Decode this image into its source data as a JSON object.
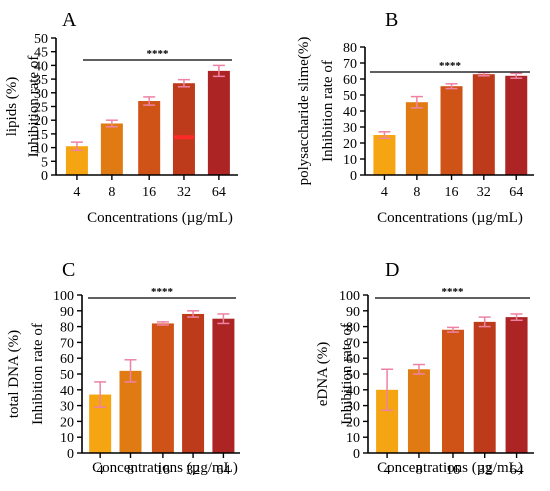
{
  "figure": {
    "panels": [
      {
        "letter": "A",
        "ylabel_lines": [
          "Inhibition rate of",
          "lipids (%)"
        ],
        "xlabel": "Concentrations (µg/mL)"
      },
      {
        "letter": "B",
        "ylabel_lines": [
          "Inhibition rate of",
          "polysaccharide slime(%)"
        ],
        "xlabel": "Concentrations (µg/mL)"
      },
      {
        "letter": "C",
        "ylabel_lines": [
          "Inhibition rate of",
          "total DNA (%)"
        ],
        "xlabel": "Concentrations (µg/mL)"
      },
      {
        "letter": "D",
        "ylabel_lines": [
          "Inhibition rate of",
          "eDNA (%)"
        ],
        "xlabel": "Concentrations (µg/mL)"
      }
    ]
  },
  "colors": {
    "bars": [
      "#f5a511",
      "#e07b14",
      "#cf5217",
      "#bd3b1a",
      "#ac2424"
    ],
    "error_bar": "#ee82a3",
    "axis": "#000000",
    "significance_line": "#000000",
    "point_artifact": "#ff2a2a"
  },
  "chart_data": [
    {
      "type": "bar",
      "panel": "A",
      "categories": [
        "4",
        "8",
        "16",
        "32",
        "64"
      ],
      "values": [
        10.5,
        18.8,
        27.0,
        33.5,
        38.0
      ],
      "errors": [
        1.5,
        1.2,
        1.5,
        1.3,
        2.0
      ],
      "ylim": [
        0,
        50
      ],
      "yticks": [
        0,
        5,
        10,
        15,
        20,
        25,
        30,
        35,
        40,
        45,
        50
      ],
      "significance": "****",
      "xlabel": "Concentrations (µg/mL)",
      "ylabel": "Inhibition rate of lipids (%)"
    },
    {
      "type": "bar",
      "panel": "B",
      "categories": [
        "4",
        "8",
        "16",
        "32",
        "64"
      ],
      "values": [
        25.0,
        45.5,
        55.5,
        63.0,
        62.0
      ],
      "errors": [
        2.0,
        3.5,
        1.5,
        1.0,
        1.5
      ],
      "ylim": [
        0,
        80
      ],
      "yticks": [
        0,
        10,
        20,
        30,
        40,
        50,
        60,
        70,
        80
      ],
      "significance": "****",
      "xlabel": "Concentrations (µg/mL)",
      "ylabel": "Inhibition rate of polysaccharide slime(%)"
    },
    {
      "type": "bar",
      "panel": "C",
      "categories": [
        "4",
        "8",
        "16",
        "32",
        "64"
      ],
      "values": [
        37.0,
        52.0,
        82.0,
        88.0,
        85.0
      ],
      "errors": [
        8.0,
        7.0,
        1.0,
        2.0,
        3.0
      ],
      "ylim": [
        0,
        100
      ],
      "yticks": [
        0,
        10,
        20,
        30,
        40,
        50,
        60,
        70,
        80,
        90,
        100
      ],
      "significance": "****",
      "xlabel": "Concentrations (µg/mL)",
      "ylabel": "Inhibition rate of total DNA (%)"
    },
    {
      "type": "bar",
      "panel": "D",
      "categories": [
        "4",
        "8",
        "16",
        "32",
        "64"
      ],
      "values": [
        40.0,
        53.0,
        78.0,
        83.0,
        86.0
      ],
      "errors": [
        13.0,
        3.0,
        1.5,
        3.0,
        2.0
      ],
      "ylim": [
        0,
        100
      ],
      "yticks": [
        0,
        10,
        20,
        30,
        40,
        50,
        60,
        70,
        80,
        90,
        100
      ],
      "significance": "****",
      "xlabel": "Concentrations (µg/mL)",
      "ylabel": "Inhibition rate of eDNA (%)"
    }
  ]
}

**Instruction:**
Make an exact copy of the whole listing, but don't bring over any pictures.

**Exercise result:**
Decode this image into its source data as a JSON object.
{
  "figure": {
    "panels": [
      {
        "letter": "A",
        "ylabel_lines": [
          "Inhibition rate of",
          "lipids (%)"
        ],
        "xlabel": "Concentrations (µg/mL)"
      },
      {
        "letter": "B",
        "ylabel_lines": [
          "Inhibition rate of",
          "polysaccharide slime(%)"
        ],
        "xlabel": "Concentrations (µg/mL)"
      },
      {
        "letter": "C",
        "ylabel_lines": [
          "Inhibition rate of",
          "total DNA (%)"
        ],
        "xlabel": "Concentrations (µg/mL)"
      },
      {
        "letter": "D",
        "ylabel_lines": [
          "Inhibition rate of",
          "eDNA (%)"
        ],
        "xlabel": "Concentrations (µg/mL)"
      }
    ]
  },
  "colors": {
    "bars": [
      "#f5a511",
      "#e07b14",
      "#cf5217",
      "#bd3b1a",
      "#ac2424"
    ],
    "error_bar": "#ee82a3",
    "axis": "#000000",
    "significance_line": "#000000",
    "point_artifact": "#ff2a2a"
  },
  "chart_data": [
    {
      "type": "bar",
      "panel": "A",
      "categories": [
        "4",
        "8",
        "16",
        "32",
        "64"
      ],
      "values": [
        10.5,
        18.8,
        27.0,
        33.5,
        38.0
      ],
      "errors": [
        1.5,
        1.2,
        1.5,
        1.3,
        2.0
      ],
      "ylim": [
        0,
        50
      ],
      "yticks": [
        0,
        5,
        10,
        15,
        20,
        25,
        30,
        35,
        40,
        45,
        50
      ],
      "significance": "****",
      "xlabel": "Concentrations (µg/mL)",
      "ylabel": "Inhibition rate of lipids (%)"
    },
    {
      "type": "bar",
      "panel": "B",
      "categories": [
        "4",
        "8",
        "16",
        "32",
        "64"
      ],
      "values": [
        25.0,
        45.5,
        55.5,
        63.0,
        62.0
      ],
      "errors": [
        2.0,
        3.5,
        1.5,
        1.0,
        1.5
      ],
      "ylim": [
        0,
        80
      ],
      "yticks": [
        0,
        10,
        20,
        30,
        40,
        50,
        60,
        70,
        80
      ],
      "significance": "****",
      "xlabel": "Concentrations (µg/mL)",
      "ylabel": "Inhibition rate of polysaccharide slime(%)"
    },
    {
      "type": "bar",
      "panel": "C",
      "categories": [
        "4",
        "8",
        "16",
        "32",
        "64"
      ],
      "values": [
        37.0,
        52.0,
        82.0,
        88.0,
        85.0
      ],
      "errors": [
        8.0,
        7.0,
        1.0,
        2.0,
        3.0
      ],
      "ylim": [
        0,
        100
      ],
      "yticks": [
        0,
        10,
        20,
        30,
        40,
        50,
        60,
        70,
        80,
        90,
        100
      ],
      "significance": "****",
      "xlabel": "Concentrations (µg/mL)",
      "ylabel": "Inhibition rate of total DNA (%)"
    },
    {
      "type": "bar",
      "panel": "D",
      "categories": [
        "4",
        "8",
        "16",
        "32",
        "64"
      ],
      "values": [
        40.0,
        53.0,
        78.0,
        83.0,
        86.0
      ],
      "errors": [
        13.0,
        3.0,
        1.5,
        3.0,
        2.0
      ],
      "ylim": [
        0,
        100
      ],
      "yticks": [
        0,
        10,
        20,
        30,
        40,
        50,
        60,
        70,
        80,
        90,
        100
      ],
      "significance": "****",
      "xlabel": "Concentrations (µg/mL)",
      "ylabel": "Inhibition rate of eDNA (%)"
    }
  ]
}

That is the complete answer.